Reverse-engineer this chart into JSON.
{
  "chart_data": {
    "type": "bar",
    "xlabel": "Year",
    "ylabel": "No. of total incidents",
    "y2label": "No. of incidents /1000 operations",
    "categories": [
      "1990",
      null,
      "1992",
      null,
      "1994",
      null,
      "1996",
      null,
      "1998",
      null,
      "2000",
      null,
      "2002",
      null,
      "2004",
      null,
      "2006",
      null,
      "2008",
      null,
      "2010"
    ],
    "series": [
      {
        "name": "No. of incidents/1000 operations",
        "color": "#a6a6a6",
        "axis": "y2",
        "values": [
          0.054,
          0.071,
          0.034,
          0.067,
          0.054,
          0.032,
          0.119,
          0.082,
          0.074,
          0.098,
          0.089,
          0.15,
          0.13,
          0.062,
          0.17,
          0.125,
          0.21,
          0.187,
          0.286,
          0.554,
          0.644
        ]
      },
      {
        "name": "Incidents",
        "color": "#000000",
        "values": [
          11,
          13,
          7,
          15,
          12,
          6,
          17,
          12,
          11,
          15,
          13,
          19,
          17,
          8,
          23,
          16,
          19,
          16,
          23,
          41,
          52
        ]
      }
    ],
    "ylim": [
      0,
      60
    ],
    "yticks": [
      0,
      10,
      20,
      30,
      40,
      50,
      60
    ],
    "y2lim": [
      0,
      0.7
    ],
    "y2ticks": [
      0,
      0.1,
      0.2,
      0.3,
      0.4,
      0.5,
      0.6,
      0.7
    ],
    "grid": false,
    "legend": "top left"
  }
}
※ ※ ※
What you will do:
Every line of the data above should be reproduced word for word.

Answer in full:
Reverse-engineer this chart into JSON.
{
  "chart_data": {
    "type": "bar",
    "xlabel": "Year",
    "ylabel": "No. of total incidents",
    "y2label": "No. of incidents /1000 operations",
    "categories": [
      "1990",
      null,
      "1992",
      null,
      "1994",
      null,
      "1996",
      null,
      "1998",
      null,
      "2000",
      null,
      "2002",
      null,
      "2004",
      null,
      "2006",
      null,
      "2008",
      null,
      "2010"
    ],
    "series": [
      {
        "name": "No. of incidents/1000 operations",
        "color": "#a6a6a6",
        "axis": "y2",
        "values": [
          0.054,
          0.071,
          0.034,
          0.067,
          0.054,
          0.032,
          0.119,
          0.082,
          0.074,
          0.098,
          0.089,
          0.15,
          0.13,
          0.062,
          0.17,
          0.125,
          0.21,
          0.187,
          0.286,
          0.554,
          0.644
        ]
      },
      {
        "name": "Incidents",
        "color": "#000000",
        "values": [
          11,
          13,
          7,
          15,
          12,
          6,
          17,
          12,
          11,
          15,
          13,
          19,
          17,
          8,
          23,
          16,
          19,
          16,
          23,
          41,
          52
        ]
      }
    ],
    "ylim": [
      0,
      60
    ],
    "yticks": [
      0,
      10,
      20,
      30,
      40,
      50,
      60
    ],
    "y2lim": [
      0,
      0.7
    ],
    "y2ticks": [
      0,
      0.1,
      0.2,
      0.3,
      0.4,
      0.5,
      0.6,
      0.7
    ],
    "grid": false,
    "legend": "top left"
  }
}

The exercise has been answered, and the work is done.